Show every line in the records below that contains the word "screenshot".

.....

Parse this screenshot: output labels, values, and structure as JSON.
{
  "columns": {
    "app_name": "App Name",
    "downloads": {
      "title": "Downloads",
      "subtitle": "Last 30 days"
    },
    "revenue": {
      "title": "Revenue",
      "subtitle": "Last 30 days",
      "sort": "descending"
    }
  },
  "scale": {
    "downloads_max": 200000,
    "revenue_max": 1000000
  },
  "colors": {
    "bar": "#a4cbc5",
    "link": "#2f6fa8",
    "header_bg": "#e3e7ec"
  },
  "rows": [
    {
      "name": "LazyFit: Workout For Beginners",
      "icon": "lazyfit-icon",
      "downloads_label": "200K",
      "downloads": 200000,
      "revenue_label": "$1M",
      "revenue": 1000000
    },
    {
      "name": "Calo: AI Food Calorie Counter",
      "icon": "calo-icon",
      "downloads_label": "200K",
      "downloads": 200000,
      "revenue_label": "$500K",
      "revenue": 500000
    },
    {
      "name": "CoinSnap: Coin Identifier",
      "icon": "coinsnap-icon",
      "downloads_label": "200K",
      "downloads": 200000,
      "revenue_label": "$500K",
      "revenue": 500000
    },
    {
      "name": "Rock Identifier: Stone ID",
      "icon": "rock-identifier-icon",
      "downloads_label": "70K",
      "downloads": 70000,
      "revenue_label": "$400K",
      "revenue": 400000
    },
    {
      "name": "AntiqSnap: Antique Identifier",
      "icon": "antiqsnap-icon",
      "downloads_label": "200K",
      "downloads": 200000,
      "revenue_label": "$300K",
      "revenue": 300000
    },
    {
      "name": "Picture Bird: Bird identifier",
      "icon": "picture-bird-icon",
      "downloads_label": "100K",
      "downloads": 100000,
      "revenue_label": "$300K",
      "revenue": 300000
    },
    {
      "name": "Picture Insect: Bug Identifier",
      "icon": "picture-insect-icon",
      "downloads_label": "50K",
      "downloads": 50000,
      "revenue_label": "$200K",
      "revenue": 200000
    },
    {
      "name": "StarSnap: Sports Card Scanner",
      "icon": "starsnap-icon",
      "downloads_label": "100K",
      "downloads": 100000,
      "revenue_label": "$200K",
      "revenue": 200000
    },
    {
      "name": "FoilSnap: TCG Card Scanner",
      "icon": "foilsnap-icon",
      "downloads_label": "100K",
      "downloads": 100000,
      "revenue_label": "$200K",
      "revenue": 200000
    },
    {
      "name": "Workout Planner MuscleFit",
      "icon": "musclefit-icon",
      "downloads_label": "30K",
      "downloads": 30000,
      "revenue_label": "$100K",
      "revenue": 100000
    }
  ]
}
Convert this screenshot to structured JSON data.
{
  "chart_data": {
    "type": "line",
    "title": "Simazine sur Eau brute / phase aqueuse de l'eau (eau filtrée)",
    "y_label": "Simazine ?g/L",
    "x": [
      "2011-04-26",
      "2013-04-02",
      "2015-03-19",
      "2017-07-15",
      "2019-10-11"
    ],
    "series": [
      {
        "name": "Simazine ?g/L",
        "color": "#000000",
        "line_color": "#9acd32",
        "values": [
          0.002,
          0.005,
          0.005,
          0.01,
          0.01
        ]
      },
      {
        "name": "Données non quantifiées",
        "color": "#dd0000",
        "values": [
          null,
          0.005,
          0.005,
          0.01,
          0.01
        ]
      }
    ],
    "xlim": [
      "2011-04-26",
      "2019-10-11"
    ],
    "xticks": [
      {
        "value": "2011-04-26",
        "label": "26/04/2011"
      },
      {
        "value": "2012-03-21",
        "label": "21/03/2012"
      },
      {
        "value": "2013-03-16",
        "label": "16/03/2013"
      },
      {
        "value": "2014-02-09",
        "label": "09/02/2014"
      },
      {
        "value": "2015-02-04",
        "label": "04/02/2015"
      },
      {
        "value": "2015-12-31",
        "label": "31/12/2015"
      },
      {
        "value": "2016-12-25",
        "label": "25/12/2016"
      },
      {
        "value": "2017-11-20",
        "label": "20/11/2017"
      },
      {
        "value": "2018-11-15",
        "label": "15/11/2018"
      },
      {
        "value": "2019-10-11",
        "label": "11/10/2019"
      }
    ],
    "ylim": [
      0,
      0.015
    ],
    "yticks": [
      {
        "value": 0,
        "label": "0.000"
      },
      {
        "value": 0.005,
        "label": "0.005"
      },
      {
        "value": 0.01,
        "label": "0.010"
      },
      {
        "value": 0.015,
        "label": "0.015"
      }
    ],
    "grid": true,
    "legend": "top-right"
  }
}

.....

## Response for this exercise
Parse this screenshot: output labels, values, and structure as JSON.
Convert this screenshot to structured JSON data.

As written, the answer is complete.